TEKS YANG DITAMPILKAN =
--*--

Semua orang dapat menebak dengan pasti mengenai persepsi khalayak umum terhadap kata hedonisme ketika pertamakali didengar. Hedonisme banyak didefinisikan sebagai sesuatu yang melekat pada hal-hal negatif, foya-foya, konsumtif, dan lain sebagainya. Gaya hidup hedonisme yang merambah di kehidupan manusia saat ini, memiliki sejarah yang sangat panjang di masa lalu.
Salah satunya, pada abad ke-18, rakyat menuntut Revolusi Prancis sebagai penolakan terhadap kesenjangan, pajak yang diberatkan kepada rakyat, dan hedonisme yang terjadi di kalangan elit pemerintahan Raja Louis XIV. Revolusi Prancis inipun dikhawatirkan oleh bangsa-bangsa dunia seperti Amerika, Rusia, Karibia, dan negara lainnya yang ditakutkan dapat memicu revolusi serupa di negara-negara mereka. Sejarah tersebut menjadi gambaran betapa kuatnya dampak hedonisme.
Pada dasarnya, walaupun hanya segelintir individu yang menjadi hedonis, tetap saja substansi hedonisme akan membentuk perkumpulan dengan kapasitas yang lebih besar dan mungkin akan berdampak pada pertumbuhan ekonomi suatu bangsa. Saat ini permasalahan hedonisme tetap menjadi misteri sosial yang tidak pernah terselesaikan. Hal ini memunculkan pertanyaan darimana hedonisme lahir dan bagaimana hedonisme dapat berkembang.
Hedonisme yang sering kita dengar saat ini adalah sebuah teori hedonisme dari Aristippus, yakni seorang filosof Yunani. Teori atau pandangan Hedonisme muncul sebagai jawaban dari pertanyaan filosofis dari Sokrates yang tidak lain adalah rekan sekaligus gurunya. “Apa hal terbaik bagi manusia?” Aristippus menjawab bahwa hal terbaik bagi manusia adalah kesenangan. Sejak kecil manusia dilahirkan untuk mencari kesenangan. Apabila tidak tercapai atau telah tercapai, manusia akan mencari pencapaian yang lain.
Kesenangan yang di maksud oleh Aristippus terbatas pada kesenangan jasmani seperti makan, minum, seks, berbelanja dsb. Mencari kesenangan adalah fitrah manusia. Tidak ada satupun makhluk di bumi yang ingin merasakan penderitaan. Akan tetapi mengejar kesenangan jasmani adalah bualan yang sia-sia. Kesenangan yang bersifat jasmani tidak akan pernah habis, terlebih lagi manusia cenderung untuk membebaskan rasa ketidakpuasan.

--*--

DATA YANG DIBERIKAN =
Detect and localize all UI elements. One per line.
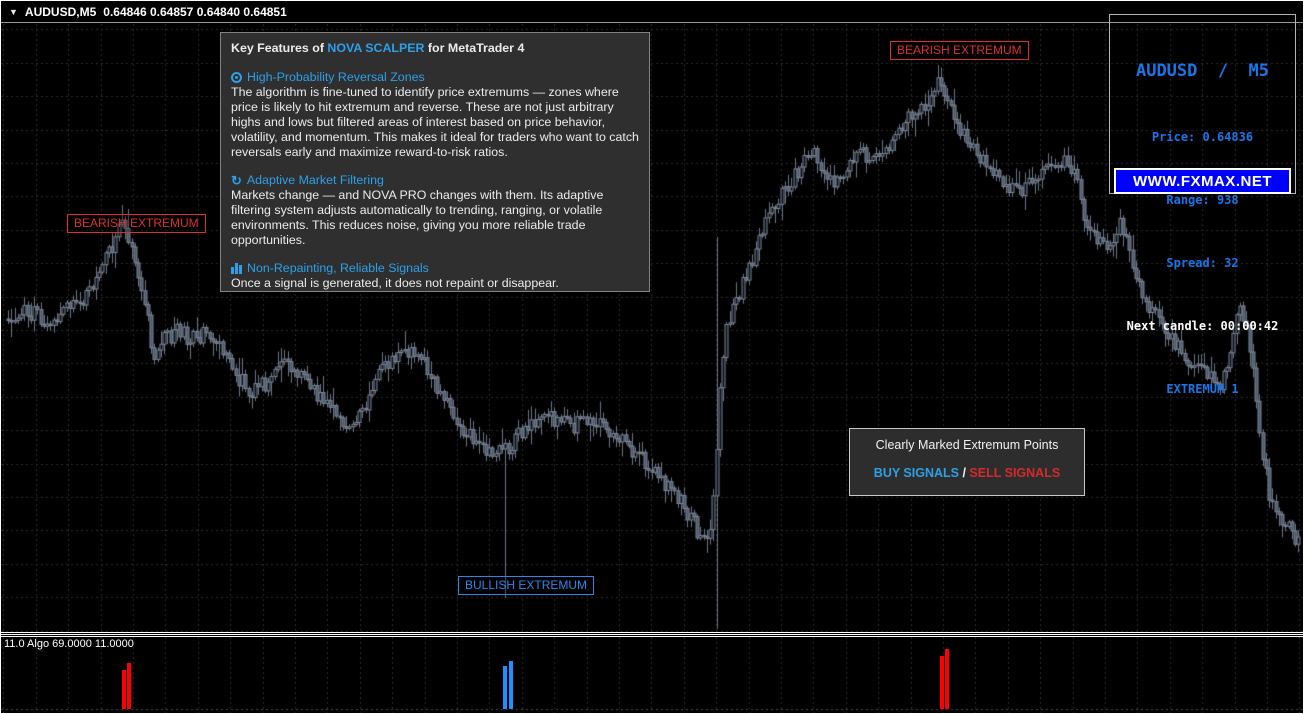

--*--

TUGAS YANG DIMINTA =
(A) Untuk tiap pernyataan tentang teks hedonisme berikut, jawab ya atau tidak dan kutip kata-kata teks yang menentukannya: (i) Sokrates adalah guru Aristippus. (ii) Kesenangan yang dimaksud Aristippus juga mencakup kesenangan batin. (iii) Revolusi Prancis terjadi pada abad ke-19.
(B) Dalam teks tentang hedonisme, apa jawaban Aristippus atas pertanyaan "Apa hal terbaik bagi manusia?"
(C) Tuliskan kembali tanpa perubahan bagian teks tentang hedonisme yang dimulai dengan "Hedonisme yang sering" dan berlanjut sampai "pencapaian yang lain.".

JAWABAN TERTULIS =
(A)
(i) Ya: "Sokrates yang tidak lain adalah rekan sekaligus gurunya"
(ii) Tidak: "terbatas pada kesenangan jasmani seperti makan, minum, seks, berbelanja dsb."
(iii) Tidak: "pada abad ke-18"

(B) Hal terbaik bagi manusia adalah kesenangan.

(C)
Hedonisme yang sering kita dengar saat ini adalah sebuah teori hedonisme dari Aristippus, yakni seorang filosof Yunani. Teori atau pandangan Hedonisme muncul sebagai jawaban dari pertanyaan filosofis dari Sokrates yang tidak lain adalah rekan sekaligus gurunya. “Apa hal terbaik bagi manusia?” Aristippus menjawab bahwa hal terbaik bagi manusia adalah kesenangan. Sejak kecil manusia dilahirkan untuk mencari kesenangan. Apabila tidak tercapai atau telah tercapai, manusia akan mencari pencapaian yang lain.